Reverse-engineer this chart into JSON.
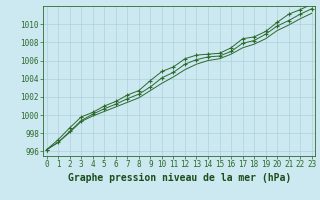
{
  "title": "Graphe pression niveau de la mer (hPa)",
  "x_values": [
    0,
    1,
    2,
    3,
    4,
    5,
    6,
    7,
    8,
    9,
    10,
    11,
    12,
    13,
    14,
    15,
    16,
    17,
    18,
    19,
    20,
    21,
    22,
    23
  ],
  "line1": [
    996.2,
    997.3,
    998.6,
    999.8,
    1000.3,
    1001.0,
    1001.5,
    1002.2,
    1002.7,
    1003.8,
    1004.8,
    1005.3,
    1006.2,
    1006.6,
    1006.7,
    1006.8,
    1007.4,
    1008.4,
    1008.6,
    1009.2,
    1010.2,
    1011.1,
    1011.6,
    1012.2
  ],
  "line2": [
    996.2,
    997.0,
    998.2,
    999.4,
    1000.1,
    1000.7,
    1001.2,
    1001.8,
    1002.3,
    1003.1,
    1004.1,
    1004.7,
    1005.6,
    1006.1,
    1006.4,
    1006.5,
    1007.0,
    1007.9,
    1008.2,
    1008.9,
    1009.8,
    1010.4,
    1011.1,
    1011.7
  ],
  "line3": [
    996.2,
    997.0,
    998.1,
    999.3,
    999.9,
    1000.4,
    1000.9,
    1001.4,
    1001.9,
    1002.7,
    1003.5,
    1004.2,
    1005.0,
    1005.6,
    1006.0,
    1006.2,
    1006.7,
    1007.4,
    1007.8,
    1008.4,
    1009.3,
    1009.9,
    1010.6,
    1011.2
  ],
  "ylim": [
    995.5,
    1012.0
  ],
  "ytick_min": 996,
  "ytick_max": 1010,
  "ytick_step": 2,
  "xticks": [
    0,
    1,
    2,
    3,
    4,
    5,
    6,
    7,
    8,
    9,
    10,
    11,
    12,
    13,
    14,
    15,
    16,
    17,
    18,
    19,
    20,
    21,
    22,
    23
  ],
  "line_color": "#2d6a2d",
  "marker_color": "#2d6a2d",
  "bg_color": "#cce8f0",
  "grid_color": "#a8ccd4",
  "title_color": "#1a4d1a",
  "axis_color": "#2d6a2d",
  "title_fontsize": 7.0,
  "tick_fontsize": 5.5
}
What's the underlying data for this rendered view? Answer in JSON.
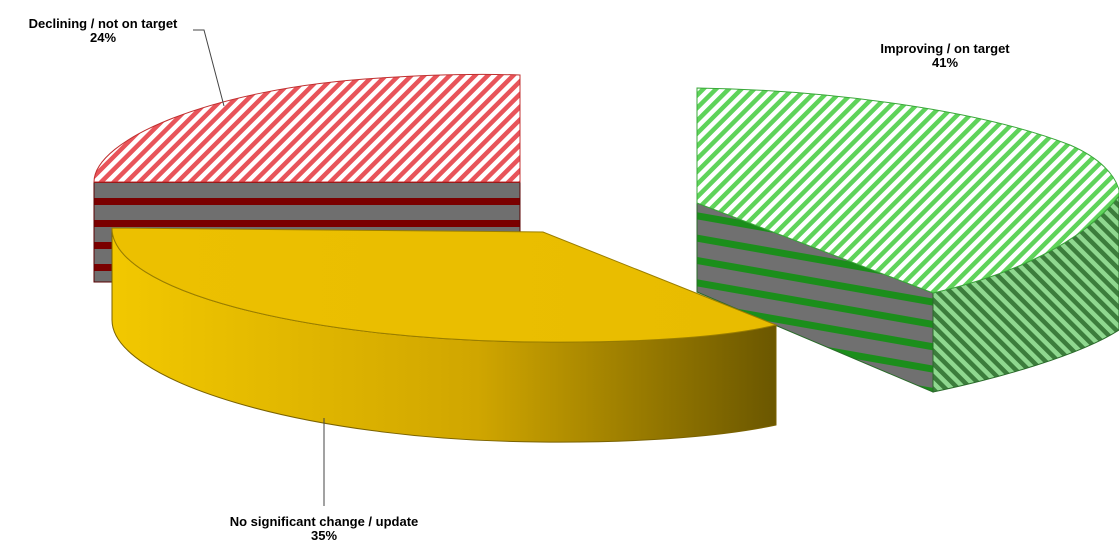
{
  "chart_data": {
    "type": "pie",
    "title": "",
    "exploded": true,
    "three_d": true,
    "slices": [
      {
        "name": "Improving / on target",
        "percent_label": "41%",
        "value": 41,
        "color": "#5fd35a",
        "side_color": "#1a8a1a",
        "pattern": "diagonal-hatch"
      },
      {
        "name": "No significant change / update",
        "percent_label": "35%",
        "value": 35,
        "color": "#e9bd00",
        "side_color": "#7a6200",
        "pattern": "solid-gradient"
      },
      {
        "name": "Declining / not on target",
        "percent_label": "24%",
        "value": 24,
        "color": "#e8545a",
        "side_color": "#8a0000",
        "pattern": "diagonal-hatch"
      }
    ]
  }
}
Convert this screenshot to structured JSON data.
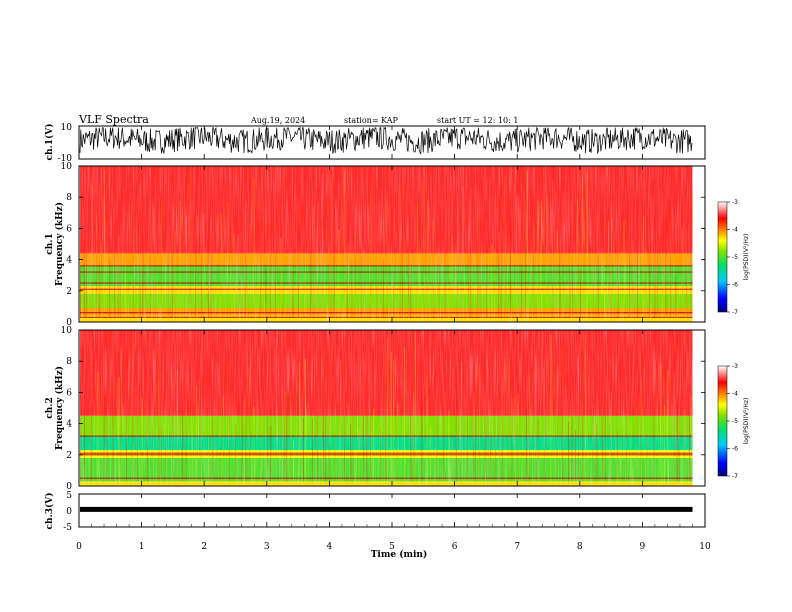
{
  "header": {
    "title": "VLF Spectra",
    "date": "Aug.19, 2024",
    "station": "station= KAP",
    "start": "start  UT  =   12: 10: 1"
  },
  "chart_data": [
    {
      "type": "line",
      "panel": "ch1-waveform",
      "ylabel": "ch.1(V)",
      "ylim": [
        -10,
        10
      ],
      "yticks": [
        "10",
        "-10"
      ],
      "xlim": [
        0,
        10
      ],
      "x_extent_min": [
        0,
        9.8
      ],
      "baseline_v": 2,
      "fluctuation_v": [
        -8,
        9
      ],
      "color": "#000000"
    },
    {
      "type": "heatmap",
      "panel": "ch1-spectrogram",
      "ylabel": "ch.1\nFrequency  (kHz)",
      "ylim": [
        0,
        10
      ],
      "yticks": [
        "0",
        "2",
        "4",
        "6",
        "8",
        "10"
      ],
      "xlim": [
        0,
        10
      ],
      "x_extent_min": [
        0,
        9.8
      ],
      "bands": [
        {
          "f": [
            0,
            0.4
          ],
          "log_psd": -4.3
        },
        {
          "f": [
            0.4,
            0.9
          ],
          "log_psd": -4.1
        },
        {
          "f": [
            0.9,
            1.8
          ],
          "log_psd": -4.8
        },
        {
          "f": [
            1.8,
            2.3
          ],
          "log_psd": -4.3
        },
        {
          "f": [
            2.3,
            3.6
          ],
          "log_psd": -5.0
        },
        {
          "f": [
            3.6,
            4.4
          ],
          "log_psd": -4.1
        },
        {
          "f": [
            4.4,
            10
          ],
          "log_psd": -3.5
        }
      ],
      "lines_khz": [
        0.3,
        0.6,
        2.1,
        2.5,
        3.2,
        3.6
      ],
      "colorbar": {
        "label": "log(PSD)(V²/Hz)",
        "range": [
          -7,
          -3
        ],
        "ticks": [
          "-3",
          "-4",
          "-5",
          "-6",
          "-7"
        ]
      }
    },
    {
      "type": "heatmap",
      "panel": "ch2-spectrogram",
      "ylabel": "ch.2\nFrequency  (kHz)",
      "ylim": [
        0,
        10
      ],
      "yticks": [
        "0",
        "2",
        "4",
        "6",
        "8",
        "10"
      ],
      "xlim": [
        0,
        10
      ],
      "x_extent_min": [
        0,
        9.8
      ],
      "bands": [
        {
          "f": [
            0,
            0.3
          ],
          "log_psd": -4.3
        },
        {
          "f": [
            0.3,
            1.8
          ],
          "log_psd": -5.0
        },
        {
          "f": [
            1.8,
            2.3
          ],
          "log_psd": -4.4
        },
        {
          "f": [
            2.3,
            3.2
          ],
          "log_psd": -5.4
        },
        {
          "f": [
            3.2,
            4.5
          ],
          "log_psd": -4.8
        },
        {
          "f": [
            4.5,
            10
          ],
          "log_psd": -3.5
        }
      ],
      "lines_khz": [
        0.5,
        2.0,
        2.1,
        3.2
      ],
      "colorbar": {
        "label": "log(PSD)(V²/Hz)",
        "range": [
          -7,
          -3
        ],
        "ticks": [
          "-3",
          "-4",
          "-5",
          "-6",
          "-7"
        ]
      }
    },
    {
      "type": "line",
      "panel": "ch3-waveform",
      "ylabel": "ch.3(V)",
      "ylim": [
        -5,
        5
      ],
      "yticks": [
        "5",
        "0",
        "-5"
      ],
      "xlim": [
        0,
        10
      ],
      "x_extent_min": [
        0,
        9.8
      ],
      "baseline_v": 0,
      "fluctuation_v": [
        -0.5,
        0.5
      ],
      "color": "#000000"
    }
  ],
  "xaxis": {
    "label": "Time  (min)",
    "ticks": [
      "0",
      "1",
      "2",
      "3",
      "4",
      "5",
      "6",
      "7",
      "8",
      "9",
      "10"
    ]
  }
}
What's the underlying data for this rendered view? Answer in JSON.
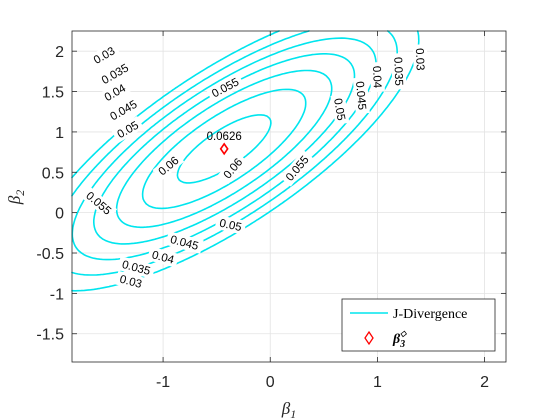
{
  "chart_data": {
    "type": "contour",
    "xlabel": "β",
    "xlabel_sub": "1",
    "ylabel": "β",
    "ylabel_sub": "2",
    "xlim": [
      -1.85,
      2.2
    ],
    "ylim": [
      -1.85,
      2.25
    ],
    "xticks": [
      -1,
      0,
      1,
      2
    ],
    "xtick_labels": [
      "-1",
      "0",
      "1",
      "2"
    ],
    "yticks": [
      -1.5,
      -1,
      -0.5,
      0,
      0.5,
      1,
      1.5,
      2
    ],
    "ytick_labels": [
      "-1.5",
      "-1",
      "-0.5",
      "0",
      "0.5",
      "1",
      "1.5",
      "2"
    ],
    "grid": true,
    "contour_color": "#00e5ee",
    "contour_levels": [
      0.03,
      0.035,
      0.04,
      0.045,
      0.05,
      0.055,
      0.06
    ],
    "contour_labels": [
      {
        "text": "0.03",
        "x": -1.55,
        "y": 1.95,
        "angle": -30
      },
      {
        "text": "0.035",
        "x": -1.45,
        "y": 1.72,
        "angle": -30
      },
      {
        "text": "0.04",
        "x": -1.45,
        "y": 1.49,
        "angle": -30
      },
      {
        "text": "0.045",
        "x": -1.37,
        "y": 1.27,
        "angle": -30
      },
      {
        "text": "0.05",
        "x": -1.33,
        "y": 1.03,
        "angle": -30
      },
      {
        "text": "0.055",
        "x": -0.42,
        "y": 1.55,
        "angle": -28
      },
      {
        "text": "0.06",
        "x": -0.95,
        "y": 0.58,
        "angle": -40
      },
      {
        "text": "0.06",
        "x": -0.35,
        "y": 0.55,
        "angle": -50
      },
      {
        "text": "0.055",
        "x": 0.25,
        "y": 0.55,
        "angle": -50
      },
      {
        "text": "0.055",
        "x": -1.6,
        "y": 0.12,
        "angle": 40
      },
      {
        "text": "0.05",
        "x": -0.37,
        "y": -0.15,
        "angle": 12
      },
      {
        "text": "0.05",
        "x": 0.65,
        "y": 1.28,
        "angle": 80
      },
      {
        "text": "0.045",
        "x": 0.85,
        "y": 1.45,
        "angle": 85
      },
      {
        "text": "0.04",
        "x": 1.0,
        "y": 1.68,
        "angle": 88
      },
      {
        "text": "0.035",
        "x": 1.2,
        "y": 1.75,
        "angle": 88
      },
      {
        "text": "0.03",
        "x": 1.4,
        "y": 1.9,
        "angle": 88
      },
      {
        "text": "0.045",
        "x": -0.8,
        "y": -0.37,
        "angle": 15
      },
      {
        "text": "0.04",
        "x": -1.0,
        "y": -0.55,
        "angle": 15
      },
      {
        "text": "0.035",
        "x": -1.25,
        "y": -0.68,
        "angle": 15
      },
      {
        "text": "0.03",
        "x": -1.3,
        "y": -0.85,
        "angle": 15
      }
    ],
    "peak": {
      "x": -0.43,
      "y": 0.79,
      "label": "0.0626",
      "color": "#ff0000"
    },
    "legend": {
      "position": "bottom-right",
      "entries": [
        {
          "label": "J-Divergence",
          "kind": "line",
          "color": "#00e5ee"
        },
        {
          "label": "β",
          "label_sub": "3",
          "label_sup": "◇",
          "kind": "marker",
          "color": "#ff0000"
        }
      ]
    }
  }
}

* THE EXERCISE *
Copy each line that holds the word "spectrogram".

* CORRECT ANSWER *
      "panel": "ch1-spectrogram",
      "panel": "ch2-spectrogram",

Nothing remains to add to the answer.